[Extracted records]
<<<<
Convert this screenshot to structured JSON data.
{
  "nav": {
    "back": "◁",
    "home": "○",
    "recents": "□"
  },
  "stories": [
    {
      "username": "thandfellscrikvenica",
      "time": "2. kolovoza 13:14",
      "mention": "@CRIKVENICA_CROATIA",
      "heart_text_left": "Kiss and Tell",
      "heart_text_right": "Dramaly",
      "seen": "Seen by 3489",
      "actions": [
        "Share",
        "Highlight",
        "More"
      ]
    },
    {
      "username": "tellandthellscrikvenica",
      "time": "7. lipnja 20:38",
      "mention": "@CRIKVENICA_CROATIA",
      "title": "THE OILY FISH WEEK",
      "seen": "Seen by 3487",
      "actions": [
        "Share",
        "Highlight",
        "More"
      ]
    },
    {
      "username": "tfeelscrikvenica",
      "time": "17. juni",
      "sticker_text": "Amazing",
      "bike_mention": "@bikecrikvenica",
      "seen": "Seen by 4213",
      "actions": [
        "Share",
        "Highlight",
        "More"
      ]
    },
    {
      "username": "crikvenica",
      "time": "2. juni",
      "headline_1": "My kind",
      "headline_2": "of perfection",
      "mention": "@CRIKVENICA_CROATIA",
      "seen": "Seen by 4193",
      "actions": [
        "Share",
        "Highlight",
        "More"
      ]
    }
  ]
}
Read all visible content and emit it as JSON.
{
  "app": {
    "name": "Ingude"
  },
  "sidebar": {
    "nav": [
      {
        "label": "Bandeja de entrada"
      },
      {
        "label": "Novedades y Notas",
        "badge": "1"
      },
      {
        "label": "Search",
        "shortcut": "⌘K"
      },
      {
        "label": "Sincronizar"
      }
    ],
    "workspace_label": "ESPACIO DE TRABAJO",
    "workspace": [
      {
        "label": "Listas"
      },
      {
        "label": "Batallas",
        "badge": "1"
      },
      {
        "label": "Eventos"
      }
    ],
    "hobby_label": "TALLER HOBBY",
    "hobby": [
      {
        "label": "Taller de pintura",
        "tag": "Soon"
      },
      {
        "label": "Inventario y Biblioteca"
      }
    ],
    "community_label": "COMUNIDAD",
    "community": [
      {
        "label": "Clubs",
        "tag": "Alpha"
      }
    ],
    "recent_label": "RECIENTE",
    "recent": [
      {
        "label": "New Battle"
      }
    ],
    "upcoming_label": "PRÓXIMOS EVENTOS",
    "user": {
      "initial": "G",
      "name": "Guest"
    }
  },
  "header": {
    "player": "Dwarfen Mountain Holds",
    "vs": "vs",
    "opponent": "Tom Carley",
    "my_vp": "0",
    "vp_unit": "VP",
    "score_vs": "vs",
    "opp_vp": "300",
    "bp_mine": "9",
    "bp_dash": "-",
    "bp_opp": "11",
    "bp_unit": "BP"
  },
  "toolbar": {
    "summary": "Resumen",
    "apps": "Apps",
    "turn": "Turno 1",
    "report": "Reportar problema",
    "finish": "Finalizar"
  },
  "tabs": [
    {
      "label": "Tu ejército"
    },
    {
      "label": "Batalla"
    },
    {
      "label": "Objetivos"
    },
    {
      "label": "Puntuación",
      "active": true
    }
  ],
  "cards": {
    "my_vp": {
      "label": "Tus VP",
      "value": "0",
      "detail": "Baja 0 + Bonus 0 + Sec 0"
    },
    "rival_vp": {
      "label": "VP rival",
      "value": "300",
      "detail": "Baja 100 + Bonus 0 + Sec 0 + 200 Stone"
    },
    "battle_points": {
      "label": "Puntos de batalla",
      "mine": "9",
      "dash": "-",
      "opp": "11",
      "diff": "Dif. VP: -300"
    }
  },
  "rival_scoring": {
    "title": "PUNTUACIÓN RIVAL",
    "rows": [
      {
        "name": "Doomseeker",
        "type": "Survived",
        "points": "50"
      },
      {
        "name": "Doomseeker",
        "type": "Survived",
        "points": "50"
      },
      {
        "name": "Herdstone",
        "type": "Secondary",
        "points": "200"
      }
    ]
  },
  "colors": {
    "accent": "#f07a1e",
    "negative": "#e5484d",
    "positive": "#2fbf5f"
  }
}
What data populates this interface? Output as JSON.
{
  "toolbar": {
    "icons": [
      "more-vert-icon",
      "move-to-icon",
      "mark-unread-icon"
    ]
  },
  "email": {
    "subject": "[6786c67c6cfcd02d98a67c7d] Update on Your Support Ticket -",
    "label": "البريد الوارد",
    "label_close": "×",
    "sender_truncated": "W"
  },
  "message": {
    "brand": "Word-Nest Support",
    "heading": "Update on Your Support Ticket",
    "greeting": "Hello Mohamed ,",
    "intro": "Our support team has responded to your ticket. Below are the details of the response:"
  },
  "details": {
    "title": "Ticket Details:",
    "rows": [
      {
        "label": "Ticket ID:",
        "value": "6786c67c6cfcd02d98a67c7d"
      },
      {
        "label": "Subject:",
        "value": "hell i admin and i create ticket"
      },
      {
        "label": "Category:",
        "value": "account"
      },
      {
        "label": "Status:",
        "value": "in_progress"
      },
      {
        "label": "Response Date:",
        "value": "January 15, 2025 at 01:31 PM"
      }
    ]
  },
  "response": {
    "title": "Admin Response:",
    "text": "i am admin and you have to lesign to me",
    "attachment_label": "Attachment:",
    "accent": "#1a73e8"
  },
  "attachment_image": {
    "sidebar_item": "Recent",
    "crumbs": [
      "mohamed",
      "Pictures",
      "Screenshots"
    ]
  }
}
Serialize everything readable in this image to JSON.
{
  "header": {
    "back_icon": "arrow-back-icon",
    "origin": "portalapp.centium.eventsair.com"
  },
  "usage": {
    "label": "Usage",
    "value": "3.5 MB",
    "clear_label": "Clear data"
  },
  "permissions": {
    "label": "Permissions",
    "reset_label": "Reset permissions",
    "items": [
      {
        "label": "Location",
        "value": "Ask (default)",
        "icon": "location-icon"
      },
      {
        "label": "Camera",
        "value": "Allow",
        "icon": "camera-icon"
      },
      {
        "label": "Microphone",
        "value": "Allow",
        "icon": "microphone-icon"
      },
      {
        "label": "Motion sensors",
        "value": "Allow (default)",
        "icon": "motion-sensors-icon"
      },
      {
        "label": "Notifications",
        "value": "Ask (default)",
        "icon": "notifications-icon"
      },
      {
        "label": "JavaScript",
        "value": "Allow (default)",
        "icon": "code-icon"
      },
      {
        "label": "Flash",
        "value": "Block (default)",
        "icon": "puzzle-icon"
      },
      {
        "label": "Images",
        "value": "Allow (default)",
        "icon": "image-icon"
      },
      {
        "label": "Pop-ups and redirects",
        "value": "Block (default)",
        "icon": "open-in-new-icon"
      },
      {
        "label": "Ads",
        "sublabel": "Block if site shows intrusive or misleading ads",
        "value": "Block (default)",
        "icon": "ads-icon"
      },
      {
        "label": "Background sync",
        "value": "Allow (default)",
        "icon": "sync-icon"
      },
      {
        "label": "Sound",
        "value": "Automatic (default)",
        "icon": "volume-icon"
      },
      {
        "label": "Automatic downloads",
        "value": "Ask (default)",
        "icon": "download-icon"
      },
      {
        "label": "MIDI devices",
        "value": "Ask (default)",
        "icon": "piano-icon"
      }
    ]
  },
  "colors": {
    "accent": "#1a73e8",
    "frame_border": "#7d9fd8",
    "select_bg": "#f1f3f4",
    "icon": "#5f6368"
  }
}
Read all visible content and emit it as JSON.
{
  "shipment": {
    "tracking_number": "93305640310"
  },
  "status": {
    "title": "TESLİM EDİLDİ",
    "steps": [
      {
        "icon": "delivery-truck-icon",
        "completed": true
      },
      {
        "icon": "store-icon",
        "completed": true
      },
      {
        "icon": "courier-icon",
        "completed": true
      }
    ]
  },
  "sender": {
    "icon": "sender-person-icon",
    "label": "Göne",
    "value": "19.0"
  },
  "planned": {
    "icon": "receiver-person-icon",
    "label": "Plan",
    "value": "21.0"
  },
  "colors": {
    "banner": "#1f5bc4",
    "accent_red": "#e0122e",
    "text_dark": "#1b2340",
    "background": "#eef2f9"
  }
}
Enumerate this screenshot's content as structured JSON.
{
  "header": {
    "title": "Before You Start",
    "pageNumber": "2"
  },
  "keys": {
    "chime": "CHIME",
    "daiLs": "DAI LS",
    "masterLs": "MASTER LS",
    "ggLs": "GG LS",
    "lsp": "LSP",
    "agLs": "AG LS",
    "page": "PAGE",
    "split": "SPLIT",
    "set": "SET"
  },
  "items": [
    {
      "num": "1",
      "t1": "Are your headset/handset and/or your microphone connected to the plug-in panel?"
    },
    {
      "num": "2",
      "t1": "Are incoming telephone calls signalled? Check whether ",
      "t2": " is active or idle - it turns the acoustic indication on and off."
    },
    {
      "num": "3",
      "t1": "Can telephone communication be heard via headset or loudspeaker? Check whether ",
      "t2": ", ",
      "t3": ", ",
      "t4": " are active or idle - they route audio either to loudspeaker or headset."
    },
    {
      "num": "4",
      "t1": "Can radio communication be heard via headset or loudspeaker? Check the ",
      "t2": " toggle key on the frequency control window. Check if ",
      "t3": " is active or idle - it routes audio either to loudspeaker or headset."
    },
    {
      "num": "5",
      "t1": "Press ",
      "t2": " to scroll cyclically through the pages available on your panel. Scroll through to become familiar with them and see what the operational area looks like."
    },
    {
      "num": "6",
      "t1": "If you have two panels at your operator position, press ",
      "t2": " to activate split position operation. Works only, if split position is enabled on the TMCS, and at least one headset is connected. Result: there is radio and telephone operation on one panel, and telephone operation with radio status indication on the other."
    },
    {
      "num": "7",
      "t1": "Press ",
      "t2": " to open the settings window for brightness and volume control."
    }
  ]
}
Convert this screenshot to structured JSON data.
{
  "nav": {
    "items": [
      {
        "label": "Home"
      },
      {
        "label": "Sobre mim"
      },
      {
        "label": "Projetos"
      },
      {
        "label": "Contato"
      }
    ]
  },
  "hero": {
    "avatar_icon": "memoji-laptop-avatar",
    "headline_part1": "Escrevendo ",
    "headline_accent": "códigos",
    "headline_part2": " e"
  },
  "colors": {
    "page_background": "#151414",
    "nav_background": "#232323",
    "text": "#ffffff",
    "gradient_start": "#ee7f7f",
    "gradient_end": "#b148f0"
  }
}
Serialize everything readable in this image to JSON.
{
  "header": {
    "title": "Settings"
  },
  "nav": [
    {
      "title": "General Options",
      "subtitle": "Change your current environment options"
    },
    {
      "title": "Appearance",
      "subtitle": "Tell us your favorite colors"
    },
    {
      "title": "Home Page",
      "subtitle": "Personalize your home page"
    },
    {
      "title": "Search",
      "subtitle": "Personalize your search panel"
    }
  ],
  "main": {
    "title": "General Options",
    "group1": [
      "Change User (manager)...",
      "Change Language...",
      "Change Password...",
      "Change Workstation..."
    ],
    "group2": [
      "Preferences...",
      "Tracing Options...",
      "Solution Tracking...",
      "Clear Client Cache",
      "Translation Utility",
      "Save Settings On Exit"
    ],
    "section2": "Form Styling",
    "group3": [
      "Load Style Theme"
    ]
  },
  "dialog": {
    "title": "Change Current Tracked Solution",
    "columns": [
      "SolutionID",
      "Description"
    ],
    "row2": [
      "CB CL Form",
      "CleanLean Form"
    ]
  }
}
>>>>
(WHAT IS NEEDED):
Looking at the entries above, say how many lines contain the word "idle". Only the number is wanted.

(COMPLETED EXERCISE):
3